Dataset items
________________________
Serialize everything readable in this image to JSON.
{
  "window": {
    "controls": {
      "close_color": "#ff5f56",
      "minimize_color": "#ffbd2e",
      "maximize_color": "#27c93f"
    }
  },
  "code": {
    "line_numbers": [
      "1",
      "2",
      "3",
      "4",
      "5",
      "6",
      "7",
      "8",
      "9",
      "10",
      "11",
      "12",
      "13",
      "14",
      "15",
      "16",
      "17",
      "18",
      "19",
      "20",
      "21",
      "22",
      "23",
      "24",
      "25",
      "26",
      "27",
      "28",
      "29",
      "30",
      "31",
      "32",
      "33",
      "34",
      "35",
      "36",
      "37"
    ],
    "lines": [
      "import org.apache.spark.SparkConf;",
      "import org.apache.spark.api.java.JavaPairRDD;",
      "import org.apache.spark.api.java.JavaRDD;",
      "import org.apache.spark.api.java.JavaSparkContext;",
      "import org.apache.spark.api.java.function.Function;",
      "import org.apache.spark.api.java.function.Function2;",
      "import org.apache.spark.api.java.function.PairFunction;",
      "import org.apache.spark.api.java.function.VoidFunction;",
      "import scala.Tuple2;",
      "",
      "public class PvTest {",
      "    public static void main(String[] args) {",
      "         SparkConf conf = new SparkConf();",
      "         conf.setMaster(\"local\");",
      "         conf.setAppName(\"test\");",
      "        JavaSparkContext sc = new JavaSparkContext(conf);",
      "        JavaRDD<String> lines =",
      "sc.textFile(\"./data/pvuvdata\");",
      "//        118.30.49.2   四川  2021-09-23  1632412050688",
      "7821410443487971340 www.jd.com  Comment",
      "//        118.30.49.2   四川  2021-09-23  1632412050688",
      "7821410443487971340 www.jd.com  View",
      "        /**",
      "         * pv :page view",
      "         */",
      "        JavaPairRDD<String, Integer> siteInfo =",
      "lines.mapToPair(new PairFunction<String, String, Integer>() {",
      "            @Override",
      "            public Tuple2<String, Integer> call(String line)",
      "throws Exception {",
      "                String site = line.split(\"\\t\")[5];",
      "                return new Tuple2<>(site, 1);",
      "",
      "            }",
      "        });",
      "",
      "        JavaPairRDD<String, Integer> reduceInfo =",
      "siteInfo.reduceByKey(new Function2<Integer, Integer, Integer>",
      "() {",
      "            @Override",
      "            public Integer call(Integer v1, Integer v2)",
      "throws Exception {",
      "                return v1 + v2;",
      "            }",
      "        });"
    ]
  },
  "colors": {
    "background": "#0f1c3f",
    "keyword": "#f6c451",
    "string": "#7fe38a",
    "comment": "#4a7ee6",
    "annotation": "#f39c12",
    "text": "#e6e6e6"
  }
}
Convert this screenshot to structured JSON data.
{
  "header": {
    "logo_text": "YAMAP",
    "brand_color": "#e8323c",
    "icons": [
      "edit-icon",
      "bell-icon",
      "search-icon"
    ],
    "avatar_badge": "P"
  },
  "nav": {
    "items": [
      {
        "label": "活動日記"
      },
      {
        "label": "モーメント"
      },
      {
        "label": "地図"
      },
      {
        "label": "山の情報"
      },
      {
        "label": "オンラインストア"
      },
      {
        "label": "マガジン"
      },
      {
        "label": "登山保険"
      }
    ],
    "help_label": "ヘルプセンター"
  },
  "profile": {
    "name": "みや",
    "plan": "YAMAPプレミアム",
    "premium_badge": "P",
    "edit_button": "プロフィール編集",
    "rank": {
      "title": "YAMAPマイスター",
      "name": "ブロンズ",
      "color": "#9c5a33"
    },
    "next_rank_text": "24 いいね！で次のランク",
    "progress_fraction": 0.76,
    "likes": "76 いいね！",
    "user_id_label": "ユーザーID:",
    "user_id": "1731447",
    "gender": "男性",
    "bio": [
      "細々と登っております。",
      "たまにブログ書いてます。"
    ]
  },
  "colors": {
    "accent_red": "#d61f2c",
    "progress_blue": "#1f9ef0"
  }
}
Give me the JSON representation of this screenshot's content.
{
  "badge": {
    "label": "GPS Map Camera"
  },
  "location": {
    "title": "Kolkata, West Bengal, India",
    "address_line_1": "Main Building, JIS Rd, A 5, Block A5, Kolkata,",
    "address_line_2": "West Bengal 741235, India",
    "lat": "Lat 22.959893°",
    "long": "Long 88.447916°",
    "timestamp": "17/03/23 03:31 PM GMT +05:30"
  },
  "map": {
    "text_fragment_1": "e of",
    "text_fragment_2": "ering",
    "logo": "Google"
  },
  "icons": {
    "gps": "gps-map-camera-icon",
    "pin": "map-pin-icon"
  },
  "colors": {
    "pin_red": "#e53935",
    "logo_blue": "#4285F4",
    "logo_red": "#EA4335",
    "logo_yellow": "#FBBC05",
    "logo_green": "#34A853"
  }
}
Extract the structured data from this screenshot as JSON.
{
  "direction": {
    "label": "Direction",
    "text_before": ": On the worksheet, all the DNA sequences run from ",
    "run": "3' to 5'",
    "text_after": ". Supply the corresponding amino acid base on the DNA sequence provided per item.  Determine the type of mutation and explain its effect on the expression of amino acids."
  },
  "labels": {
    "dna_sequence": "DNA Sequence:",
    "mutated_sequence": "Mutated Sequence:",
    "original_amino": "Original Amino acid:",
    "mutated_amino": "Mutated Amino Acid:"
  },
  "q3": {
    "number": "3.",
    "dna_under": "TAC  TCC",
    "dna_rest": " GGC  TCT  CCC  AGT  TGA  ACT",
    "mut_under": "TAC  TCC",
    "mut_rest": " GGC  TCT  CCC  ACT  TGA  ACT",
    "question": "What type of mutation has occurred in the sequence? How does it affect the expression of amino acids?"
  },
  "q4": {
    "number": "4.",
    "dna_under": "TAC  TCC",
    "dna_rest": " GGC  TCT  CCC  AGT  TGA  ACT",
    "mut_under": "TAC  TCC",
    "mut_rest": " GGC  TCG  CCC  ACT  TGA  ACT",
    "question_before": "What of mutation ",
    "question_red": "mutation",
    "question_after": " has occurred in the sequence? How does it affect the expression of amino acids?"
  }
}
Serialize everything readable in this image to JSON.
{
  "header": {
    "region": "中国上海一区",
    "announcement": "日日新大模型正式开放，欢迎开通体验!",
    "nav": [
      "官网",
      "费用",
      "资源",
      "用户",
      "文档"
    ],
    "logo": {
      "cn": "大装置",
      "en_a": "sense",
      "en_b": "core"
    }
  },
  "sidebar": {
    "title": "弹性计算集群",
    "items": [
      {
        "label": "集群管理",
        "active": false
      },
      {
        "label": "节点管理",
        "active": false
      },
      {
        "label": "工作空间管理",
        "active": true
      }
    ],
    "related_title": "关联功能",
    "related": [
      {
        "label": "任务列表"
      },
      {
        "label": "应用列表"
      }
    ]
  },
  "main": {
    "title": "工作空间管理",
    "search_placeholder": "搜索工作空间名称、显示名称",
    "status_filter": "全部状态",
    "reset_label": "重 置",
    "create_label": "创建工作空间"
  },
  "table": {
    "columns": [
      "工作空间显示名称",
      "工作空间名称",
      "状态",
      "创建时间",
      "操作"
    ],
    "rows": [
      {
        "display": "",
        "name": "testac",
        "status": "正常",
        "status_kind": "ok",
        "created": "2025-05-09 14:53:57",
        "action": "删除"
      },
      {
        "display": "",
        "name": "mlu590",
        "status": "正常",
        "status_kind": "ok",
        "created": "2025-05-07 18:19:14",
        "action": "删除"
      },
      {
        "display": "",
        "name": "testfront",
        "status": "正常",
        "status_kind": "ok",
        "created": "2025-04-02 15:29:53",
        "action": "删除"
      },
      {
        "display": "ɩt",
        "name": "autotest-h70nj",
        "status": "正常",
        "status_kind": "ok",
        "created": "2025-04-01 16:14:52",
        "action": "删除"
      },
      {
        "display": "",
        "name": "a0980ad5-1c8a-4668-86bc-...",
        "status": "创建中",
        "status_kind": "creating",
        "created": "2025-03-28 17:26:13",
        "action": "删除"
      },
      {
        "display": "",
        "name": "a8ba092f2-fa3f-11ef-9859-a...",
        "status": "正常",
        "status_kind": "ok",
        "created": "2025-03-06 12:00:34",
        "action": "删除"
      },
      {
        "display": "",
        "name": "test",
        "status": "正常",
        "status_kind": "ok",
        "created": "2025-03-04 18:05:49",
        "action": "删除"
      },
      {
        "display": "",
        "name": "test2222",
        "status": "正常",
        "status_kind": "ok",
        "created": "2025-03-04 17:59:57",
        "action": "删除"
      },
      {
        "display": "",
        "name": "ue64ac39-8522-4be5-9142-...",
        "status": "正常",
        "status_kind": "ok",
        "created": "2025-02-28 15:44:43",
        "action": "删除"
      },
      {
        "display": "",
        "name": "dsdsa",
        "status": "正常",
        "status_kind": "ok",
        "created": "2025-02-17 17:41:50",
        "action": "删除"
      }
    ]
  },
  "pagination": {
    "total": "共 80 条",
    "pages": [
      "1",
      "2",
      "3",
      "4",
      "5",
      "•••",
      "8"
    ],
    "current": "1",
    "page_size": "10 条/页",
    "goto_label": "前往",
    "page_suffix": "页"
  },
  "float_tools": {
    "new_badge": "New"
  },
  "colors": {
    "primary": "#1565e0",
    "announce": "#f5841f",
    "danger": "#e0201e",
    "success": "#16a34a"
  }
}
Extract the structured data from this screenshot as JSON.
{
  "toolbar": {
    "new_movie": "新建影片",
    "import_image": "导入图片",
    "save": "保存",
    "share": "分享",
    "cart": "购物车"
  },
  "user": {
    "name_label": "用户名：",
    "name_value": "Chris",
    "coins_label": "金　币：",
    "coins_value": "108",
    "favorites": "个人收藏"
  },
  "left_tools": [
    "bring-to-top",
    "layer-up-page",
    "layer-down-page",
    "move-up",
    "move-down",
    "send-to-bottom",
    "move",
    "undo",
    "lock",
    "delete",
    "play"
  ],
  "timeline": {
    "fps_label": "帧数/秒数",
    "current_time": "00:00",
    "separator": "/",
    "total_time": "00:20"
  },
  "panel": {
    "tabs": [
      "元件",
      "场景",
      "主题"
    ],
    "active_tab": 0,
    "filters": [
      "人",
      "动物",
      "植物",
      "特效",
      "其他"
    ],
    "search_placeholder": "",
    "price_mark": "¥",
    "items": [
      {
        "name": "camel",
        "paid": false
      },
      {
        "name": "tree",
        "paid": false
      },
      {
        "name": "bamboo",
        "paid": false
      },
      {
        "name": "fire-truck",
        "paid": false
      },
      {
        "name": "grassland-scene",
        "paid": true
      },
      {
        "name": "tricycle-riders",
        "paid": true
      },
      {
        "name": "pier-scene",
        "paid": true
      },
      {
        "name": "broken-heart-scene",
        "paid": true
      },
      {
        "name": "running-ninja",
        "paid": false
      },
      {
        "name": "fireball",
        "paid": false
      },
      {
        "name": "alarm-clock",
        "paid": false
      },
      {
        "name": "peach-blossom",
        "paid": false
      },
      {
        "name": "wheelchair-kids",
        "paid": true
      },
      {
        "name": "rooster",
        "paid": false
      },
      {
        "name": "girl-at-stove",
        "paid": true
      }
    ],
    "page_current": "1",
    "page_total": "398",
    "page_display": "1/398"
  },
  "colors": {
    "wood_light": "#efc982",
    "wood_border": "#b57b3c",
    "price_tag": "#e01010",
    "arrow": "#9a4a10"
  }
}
________________________
Set task
Copy every line in the entries above that has the string "SparkConf" in it.

Finished answer
      "import org.apache.spark.SparkConf;",
      "         SparkConf conf = new SparkConf();",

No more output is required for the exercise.